──────── Stored records

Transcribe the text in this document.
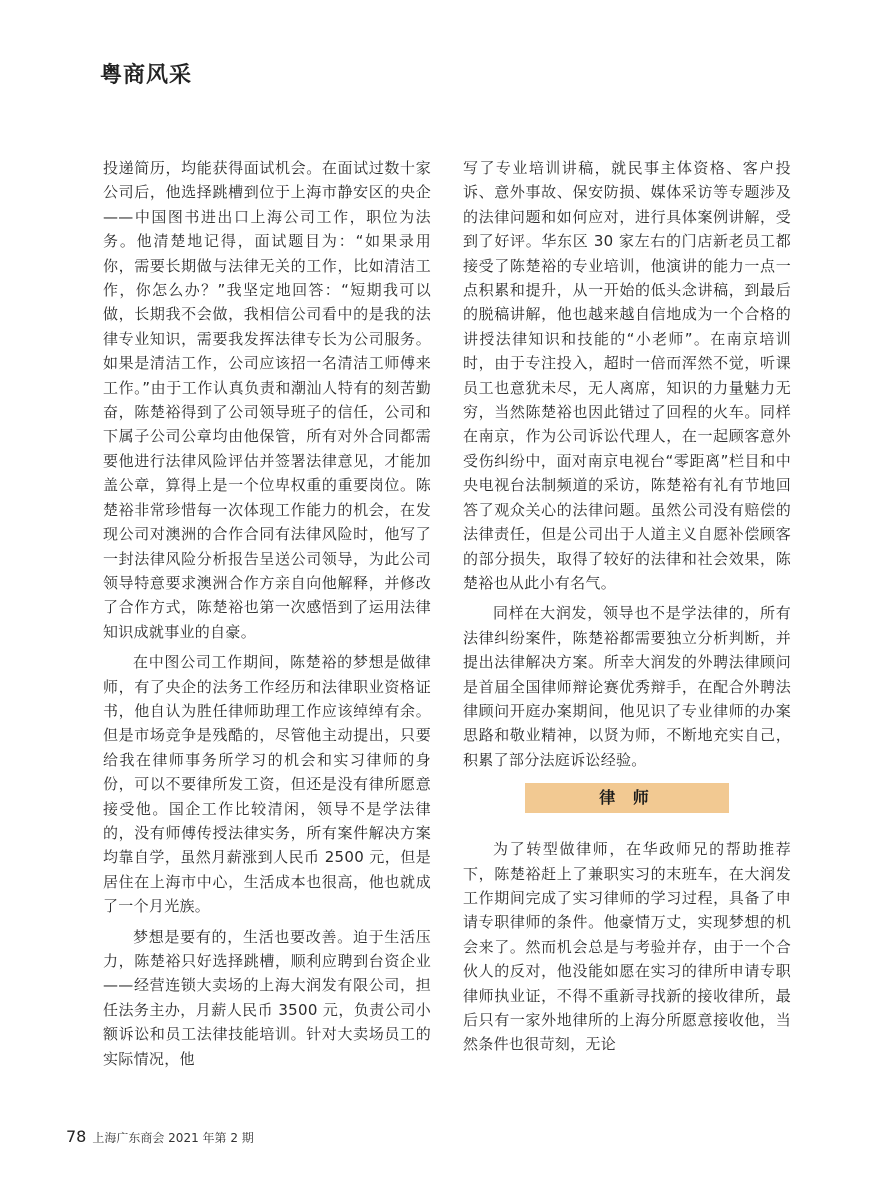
粤商风采

投递简历，均能获得面试机会。在面试过数十家公司后，他选择跳槽到位于上海市静安区的央企——中国图书进出口上海公司工作，职位为法务。他清楚地记得，面试题目为：“如果录用你，需要长期做与法律无关的工作，比如清洁工作，你怎么办？”我坚定地回答：“短期我可以做，长期我不会做，我相信公司看中的是我的法律专业知识，需要我发挥法律专长为公司服务。如果是清洁工作，公司应该招一名清洁工师傅来工作。”由于工作认真负责和潮汕人特有的刻苦勤奋，陈楚裕得到了公司领导班子的信任，公司和下属子公司公章均由他保管，所有对外合同都需要他进行法律风险评估并签署法律意见，才能加盖公章，算得上是一个位卑权重的重要岗位。陈楚裕非常珍惜每一次体现工作能力的机会，在发现公司对澳洲的合作合同有法律风险时，他写了一封法律风险分析报告呈送公司领导，为此公司领导特意要求澳洲合作方亲自向他解释，并修改了合作方式，陈楚裕也第一次感悟到了运用法律知识成就事业的自豪。

在中图公司工作期间，陈楚裕的梦想是做律师，有了央企的法务工作经历和法律职业资格证书，他自认为胜任律师助理工作应该绰绰有余。但是市场竞争是残酷的，尽管他主动提出，只要给我在律师事务所学习的机会和实习律师的身份，可以不要律所发工资，但还是没有律所愿意接受他。国企工作比较清闲，领导不是学法律的，没有师傅传授法律实务，所有案件解决方案均靠自学，虽然月薪涨到人民币 2500 元，但是居住在上海市中心，生活成本也很高，他也就成了一个月光族。

梦想是要有的，生活也要改善。迫于生活压力，陈楚裕只好选择跳槽，顺利应聘到台资企业——经营连锁大卖场的上海大润发有限公司，担任法务主办，月薪人民币 3500 元，负责公司小额诉讼和员工法律技能培训。针对大卖场员工的实际情况，他

写了专业培训讲稿，就民事主体资格、客户投诉、意外事故、保安防损、媒体采访等专题涉及的法律问题和如何应对，进行具体案例讲解，受到了好评。华东区 30 家左右的门店新老员工都接受了陈楚裕的专业培训，他演讲的能力一点一点积累和提升，从一开始的低头念讲稿，到最后的脱稿讲解，他也越来越自信地成为一个合格的讲授法律知识和技能的“小老师”。在南京培训时，由于专注投入，超时一倍而浑然不觉，听课员工也意犹未尽，无人离席，知识的力量魅力无穷，当然陈楚裕也因此错过了回程的火车。同样在南京，作为公司诉讼代理人，在一起顾客意外受伤纠纷中，面对南京电视台“零距离”栏目和中央电视台法制频道的采访，陈楚裕有礼有节地回答了观众关心的法律问题。虽然公司没有赔偿的法律责任，但是公司出于人道主义自愿补偿顾客的部分损失，取得了较好的法律和社会效果，陈楚裕也从此小有名气。

同样在大润发，领导也不是学法律的，所有法律纠纷案件，陈楚裕都需要独立分析判断，并提出法律解决方案。所幸大润发的外聘法律顾问是首届全国律师辩论赛优秀辩手，在配合外聘法律顾问开庭办案期间，他见识了专业律师的办案思路和敬业精神，以贤为师，不断地充实自己，积累了部分法庭诉讼经验。

律 师

为了转型做律师，在华政师兄的帮助推荐下，陈楚裕赶上了兼职实习的末班车，在大润发工作期间完成了实习律师的学习过程，具备了申请专职律师的条件。他豪情万丈，实现梦想的机会来了。然而机会总是与考验并存，由于一个合伙人的反对，他没能如愿在实习的律所申请专职律师执业证，不得不重新寻找新的接收律所，最后只有一家外地律所的上海分所愿意接收他，当然条件也很苛刻，无论

78 上海广东商会 2021 年第 2 期
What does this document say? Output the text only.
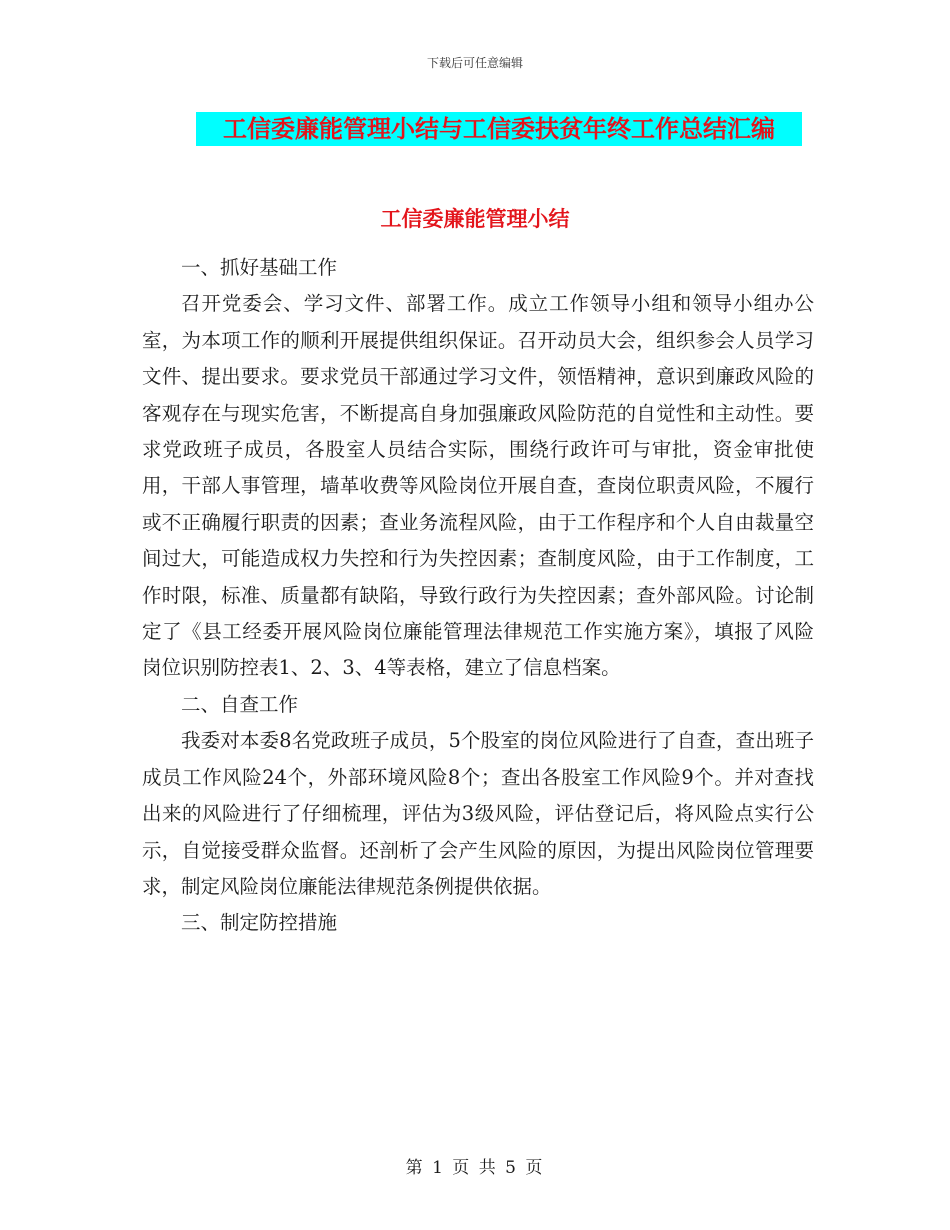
下载后可任意编辑
工信委廉能管理小结与工信委扶贫年终工作总结汇编
工信委廉能管理小结

一、抓好基础工作

召开党委会、学习文件、部署工作。成立工作领导小组和领导小组办公室，为本项工作的顺利开展提供组织保证。召开动员大会，组织参会人员学习文件、提出要求。要求党员干部通过学习文件，领悟精神，意识到廉政风险的客观存在与现实危害，不断提高自身加强廉政风险防范的自觉性和主动性。要求党政班子成员，各股室人员结合实际，围绕行政许可与审批，资金审批使用，干部人事管理，墙革收费等风险岗位开展自查，查岗位职责风险，不履行或不正确履行职责的因素；查业务流程风险，由于工作程序和个人自由裁量空间过大，可能造成权力失控和行为失控因素；查制度风险，由于工作制度，工作时限，标准、质量都有缺陷，导致行政行为失控因素；查外部风险。讨论制定了《县工经委开展风险岗位廉能管理法律规范工作实施方案》，填报了风险岗位识别防控表1、2、3、4等表格，建立了信息档案。

二、自查工作

我委对本委8名党政班子成员，5个股室的岗位风险进行了自查，查出班子成员工作风险24个，外部环境风险8个；查出各股室工作风险9个。并对查找出来的风险进行了仔细梳理，评估为3级风险，评估登记后，将风险点实行公示，自觉接受群众监督。还剖析了会产生风险的原因，为提出风险岗位管理要求，制定风险岗位廉能法律规范条例提供依据。

三、制定防控措施

第 1 页 共 5 页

────────────────

= What the task asks =
Find how many lines of the material carry the string "document". Only the number should be in the answer.

= Result of the exercise =
2